-- Task statement --
Drop the images; return everything else in the listing below exactly.
### Material for the task
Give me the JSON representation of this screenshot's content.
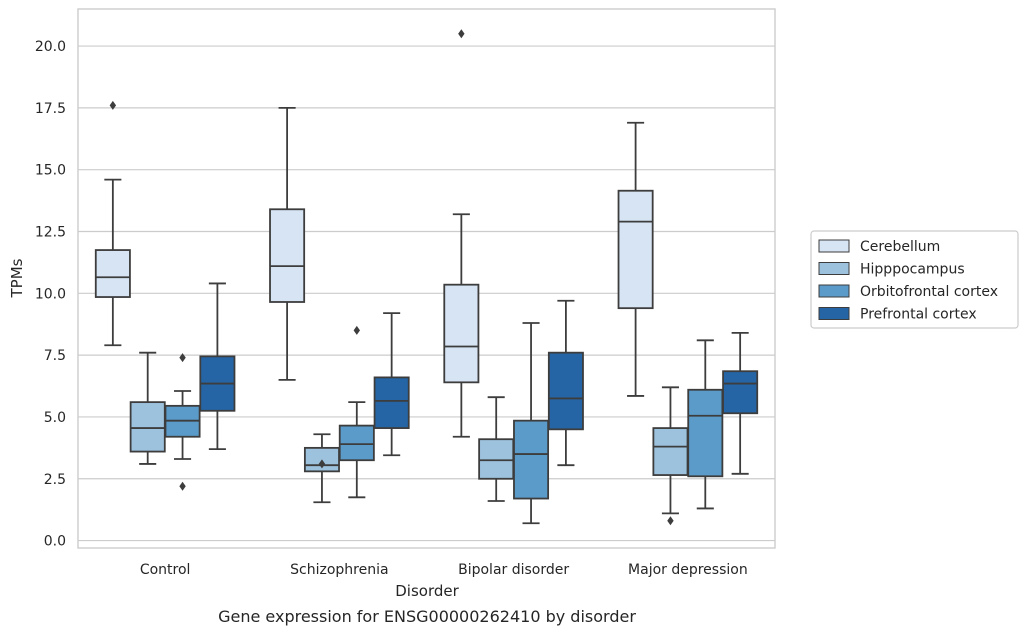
{
  "chart_data": {
    "type": "boxplot",
    "caption": "Gene expression for ENSG00000262410 by disorder",
    "xlabel": "Disorder",
    "ylabel": "TPMs",
    "ylim": [
      -0.3,
      21.5
    ],
    "yticks": [
      0.0,
      2.5,
      5.0,
      7.5,
      10.0,
      12.5,
      15.0,
      17.5,
      20.0
    ],
    "ytick_labels": [
      "0.0",
      "2.5",
      "5.0",
      "7.5",
      "10.0",
      "12.5",
      "15.0",
      "17.5",
      "20.0"
    ],
    "grid": "horizontal",
    "legend_position": "right",
    "categories": [
      "Control",
      "Schizophrenia",
      "Bipolar disorder",
      "Major depression"
    ],
    "series": [
      {
        "name": "Cerebellum",
        "color": "#d6e4f3",
        "boxes": [
          {
            "whislo": 7.9,
            "q1": 9.85,
            "med": 10.65,
            "q3": 11.75,
            "whishi": 14.6,
            "fliers": [
              17.6
            ]
          },
          {
            "whislo": 6.5,
            "q1": 9.65,
            "med": 11.1,
            "q3": 13.4,
            "whishi": 17.5,
            "fliers": []
          },
          {
            "whislo": 4.2,
            "q1": 6.4,
            "med": 7.85,
            "q3": 10.35,
            "whishi": 13.2,
            "fliers": [
              20.5
            ]
          },
          {
            "whislo": 5.85,
            "q1": 9.4,
            "med": 12.9,
            "q3": 14.15,
            "whishi": 16.9,
            "fliers": []
          }
        ]
      },
      {
        "name": "Hipppocampus",
        "color": "#9dc2dd",
        "boxes": [
          {
            "whislo": 3.1,
            "q1": 3.6,
            "med": 4.55,
            "q3": 5.6,
            "whishi": 7.6,
            "fliers": []
          },
          {
            "whislo": 1.55,
            "q1": 2.8,
            "med": 3.05,
            "q3": 3.75,
            "whishi": 4.3,
            "fliers": [
              3.1
            ]
          },
          {
            "whislo": 1.6,
            "q1": 2.5,
            "med": 3.25,
            "q3": 4.1,
            "whishi": 5.8,
            "fliers": []
          },
          {
            "whislo": 1.1,
            "q1": 2.65,
            "med": 3.8,
            "q3": 4.55,
            "whishi": 6.2,
            "fliers": [
              0.8
            ]
          }
        ]
      },
      {
        "name": "Orbitofrontal cortex",
        "color": "#5a9bc9",
        "boxes": [
          {
            "whislo": 3.3,
            "q1": 4.2,
            "med": 4.85,
            "q3": 5.45,
            "whishi": 6.05,
            "fliers": [
              7.4,
              2.2
            ]
          },
          {
            "whislo": 1.75,
            "q1": 3.25,
            "med": 3.9,
            "q3": 4.65,
            "whishi": 5.6,
            "fliers": [
              8.5
            ]
          },
          {
            "whislo": 0.7,
            "q1": 1.7,
            "med": 3.5,
            "q3": 4.85,
            "whishi": 8.8,
            "fliers": []
          },
          {
            "whislo": 1.3,
            "q1": 2.6,
            "med": 5.05,
            "q3": 6.1,
            "whishi": 8.1,
            "fliers": []
          }
        ]
      },
      {
        "name": "Prefrontal cortex",
        "color": "#2565a6",
        "boxes": [
          {
            "whislo": 3.7,
            "q1": 5.25,
            "med": 6.35,
            "q3": 7.45,
            "whishi": 10.4,
            "fliers": []
          },
          {
            "whislo": 3.45,
            "q1": 4.55,
            "med": 5.65,
            "q3": 6.6,
            "whishi": 9.2,
            "fliers": []
          },
          {
            "whislo": 3.05,
            "q1": 4.5,
            "med": 5.75,
            "q3": 7.6,
            "whishi": 9.7,
            "fliers": []
          },
          {
            "whislo": 2.7,
            "q1": 5.15,
            "med": 6.35,
            "q3": 6.85,
            "whishi": 8.4,
            "fliers": []
          }
        ]
      }
    ]
  }
}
######
-- Answer to this problem --
Give me the JSON representation of this screenshot's content.
{
  "chart_data": {
    "type": "boxplot",
    "caption": "Gene expression for ENSG00000262410 by disorder",
    "xlabel": "Disorder",
    "ylabel": "TPMs",
    "ylim": [
      -0.3,
      21.5
    ],
    "yticks": [
      0.0,
      2.5,
      5.0,
      7.5,
      10.0,
      12.5,
      15.0,
      17.5,
      20.0
    ],
    "ytick_labels": [
      "0.0",
      "2.5",
      "5.0",
      "7.5",
      "10.0",
      "12.5",
      "15.0",
      "17.5",
      "20.0"
    ],
    "grid": "horizontal",
    "legend_position": "right",
    "categories": [
      "Control",
      "Schizophrenia",
      "Bipolar disorder",
      "Major depression"
    ],
    "series": [
      {
        "name": "Cerebellum",
        "color": "#d6e4f3",
        "boxes": [
          {
            "whislo": 7.9,
            "q1": 9.85,
            "med": 10.65,
            "q3": 11.75,
            "whishi": 14.6,
            "fliers": [
              17.6
            ]
          },
          {
            "whislo": 6.5,
            "q1": 9.65,
            "med": 11.1,
            "q3": 13.4,
            "whishi": 17.5,
            "fliers": []
          },
          {
            "whislo": 4.2,
            "q1": 6.4,
            "med": 7.85,
            "q3": 10.35,
            "whishi": 13.2,
            "fliers": [
              20.5
            ]
          },
          {
            "whislo": 5.85,
            "q1": 9.4,
            "med": 12.9,
            "q3": 14.15,
            "whishi": 16.9,
            "fliers": []
          }
        ]
      },
      {
        "name": "Hipppocampus",
        "color": "#9dc2dd",
        "boxes": [
          {
            "whislo": 3.1,
            "q1": 3.6,
            "med": 4.55,
            "q3": 5.6,
            "whishi": 7.6,
            "fliers": []
          },
          {
            "whislo": 1.55,
            "q1": 2.8,
            "med": 3.05,
            "q3": 3.75,
            "whishi": 4.3,
            "fliers": [
              3.1
            ]
          },
          {
            "whislo": 1.6,
            "q1": 2.5,
            "med": 3.25,
            "q3": 4.1,
            "whishi": 5.8,
            "fliers": []
          },
          {
            "whislo": 1.1,
            "q1": 2.65,
            "med": 3.8,
            "q3": 4.55,
            "whishi": 6.2,
            "fliers": [
              0.8
            ]
          }
        ]
      },
      {
        "name": "Orbitofrontal cortex",
        "color": "#5a9bc9",
        "boxes": [
          {
            "whislo": 3.3,
            "q1": 4.2,
            "med": 4.85,
            "q3": 5.45,
            "whishi": 6.05,
            "fliers": [
              7.4,
              2.2
            ]
          },
          {
            "whislo": 1.75,
            "q1": 3.25,
            "med": 3.9,
            "q3": 4.65,
            "whishi": 5.6,
            "fliers": [
              8.5
            ]
          },
          {
            "whislo": 0.7,
            "q1": 1.7,
            "med": 3.5,
            "q3": 4.85,
            "whishi": 8.8,
            "fliers": []
          },
          {
            "whislo": 1.3,
            "q1": 2.6,
            "med": 5.05,
            "q3": 6.1,
            "whishi": 8.1,
            "fliers": []
          }
        ]
      },
      {
        "name": "Prefrontal cortex",
        "color": "#2565a6",
        "boxes": [
          {
            "whislo": 3.7,
            "q1": 5.25,
            "med": 6.35,
            "q3": 7.45,
            "whishi": 10.4,
            "fliers": []
          },
          {
            "whislo": 3.45,
            "q1": 4.55,
            "med": 5.65,
            "q3": 6.6,
            "whishi": 9.2,
            "fliers": []
          },
          {
            "whislo": 3.05,
            "q1": 4.5,
            "med": 5.75,
            "q3": 7.6,
            "whishi": 9.7,
            "fliers": []
          },
          {
            "whislo": 2.7,
            "q1": 5.15,
            "med": 6.35,
            "q3": 6.85,
            "whishi": 8.4,
            "fliers": []
          }
        ]
      }
    ]
  }
}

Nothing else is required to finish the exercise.